## TASK DIRECTIONS
Go through the data and copy every line exactly, but not the images.

## Dataset records
· · · · ·

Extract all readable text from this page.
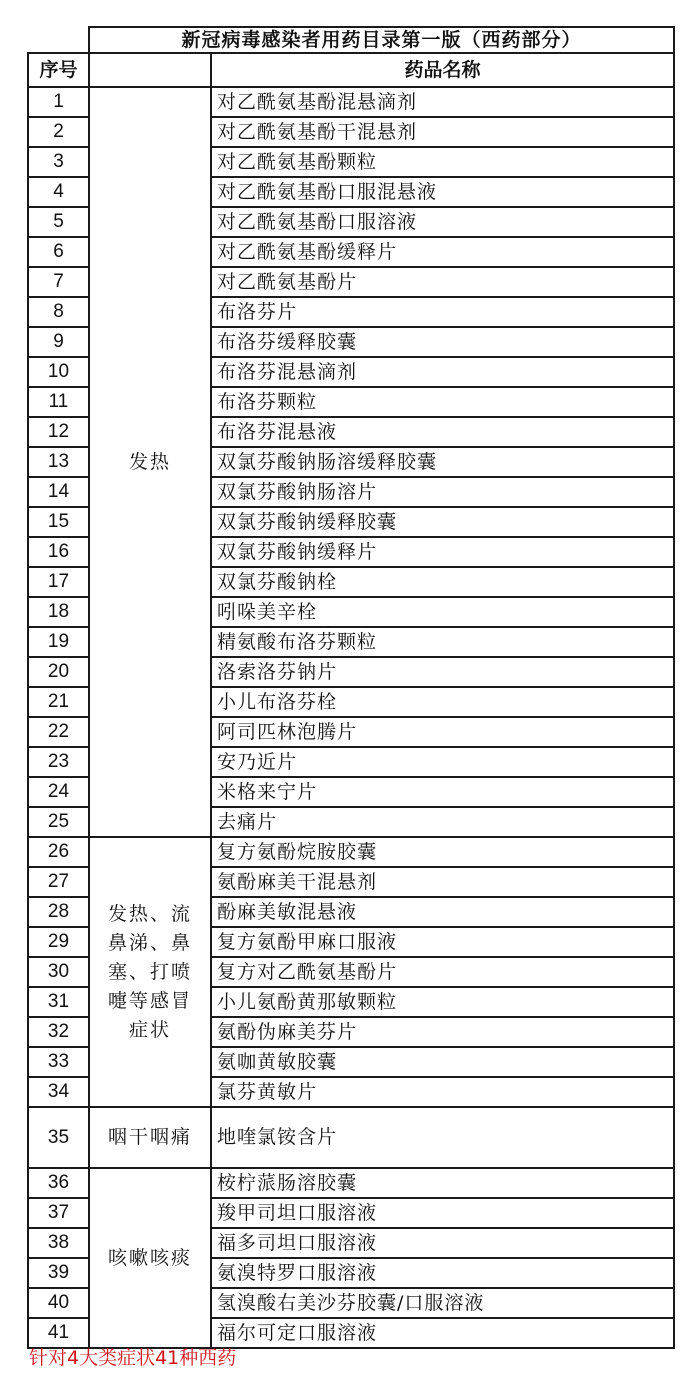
	新冠病毒感染者用药目录第一版（西药部分）	
序号		药品名称
1	发热	对乙酰氨基酚混悬滴剂
2		对乙酰氨基酚干混悬剂
3		对乙酰氨基酚颗粒
4		对乙酰氨基酚口服混悬液
5		对乙酰氨基酚口服溶液
6		对乙酰氨基酚缓释片
7		对乙酰氨基酚片
8		布洛芬片
9		布洛芬缓释胶囊
10		布洛芬混悬滴剂
11		布洛芬颗粒
12		布洛芬混悬液
13		双氯芬酸钠肠溶缓释胶囊
14		双氯芬酸钠肠溶片
15		双氯芬酸钠缓释胶囊
16		双氯芬酸钠缓释片
17		双氯芬酸钠栓
18		吲哚美辛栓
19		精氨酸布洛芬颗粒
20		洛索洛芬钠片
21		小儿布洛芬栓
22		阿司匹林泡腾片
23		安乃近片
24		米格来宁片
25		去痛片
26	发热、流鼻涕、鼻塞、打喷嚏等感冒症状	复方氨酚烷胺胶囊
27		氨酚麻美干混悬剂
28		酚麻美敏混悬液
29		复方氨酚甲麻口服液
30		复方对乙酰氨基酚片
31		小儿氨酚黄那敏颗粒
32		氨酚伪麻美芬片
33		氨咖黄敏胶囊
34		氯芬黄敏片
35	咽干咽痛	地喹氯铵含片
36	咳嗽咳痰	桉柠蒎肠溶胶囊
37		羧甲司坦口服溶液
38		福多司坦口服溶液
39		氨溴特罗口服溶液
40		氢溴酸右美沙芬胶囊/口服溶液
41		福尔可定口服溶液
针对4大类症状41种西药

· · · · ·

## FINISHED EXERCISE
Extract all readable text from this page.
	新冠病毒感染者用药目录第一版（西药部分）	
序号		药品名称
1	发热	对乙酰氨基酚混悬滴剂
2		对乙酰氨基酚干混悬剂
3		对乙酰氨基酚颗粒
4		对乙酰氨基酚口服混悬液
5		对乙酰氨基酚口服溶液
6		对乙酰氨基酚缓释片
7		对乙酰氨基酚片
8		布洛芬片
9		布洛芬缓释胶囊
10		布洛芬混悬滴剂
11		布洛芬颗粒
12		布洛芬混悬液
13		双氯芬酸钠肠溶缓释胶囊
14		双氯芬酸钠肠溶片
15		双氯芬酸钠缓释胶囊
16		双氯芬酸钠缓释片
17		双氯芬酸钠栓
18		吲哚美辛栓
19		精氨酸布洛芬颗粒
20		洛索洛芬钠片
21		小儿布洛芬栓
22		阿司匹林泡腾片
23		安乃近片
24		米格来宁片
25		去痛片
26	发热、流鼻涕、鼻塞、打喷嚏等感冒症状	复方氨酚烷胺胶囊
27		氨酚麻美干混悬剂
28		酚麻美敏混悬液
29		复方氨酚甲麻口服液
30		复方对乙酰氨基酚片
31		小儿氨酚黄那敏颗粒
32		氨酚伪麻美芬片
33		氨咖黄敏胶囊
34		氯芬黄敏片
35	咽干咽痛	地喹氯铵含片
36	咳嗽咳痰	桉柠蒎肠溶胶囊
37		羧甲司坦口服溶液
38		福多司坦口服溶液
39		氨溴特罗口服溶液
40		氢溴酸右美沙芬胶囊/口服溶液
41		福尔可定口服溶液
针对4大类症状41种西药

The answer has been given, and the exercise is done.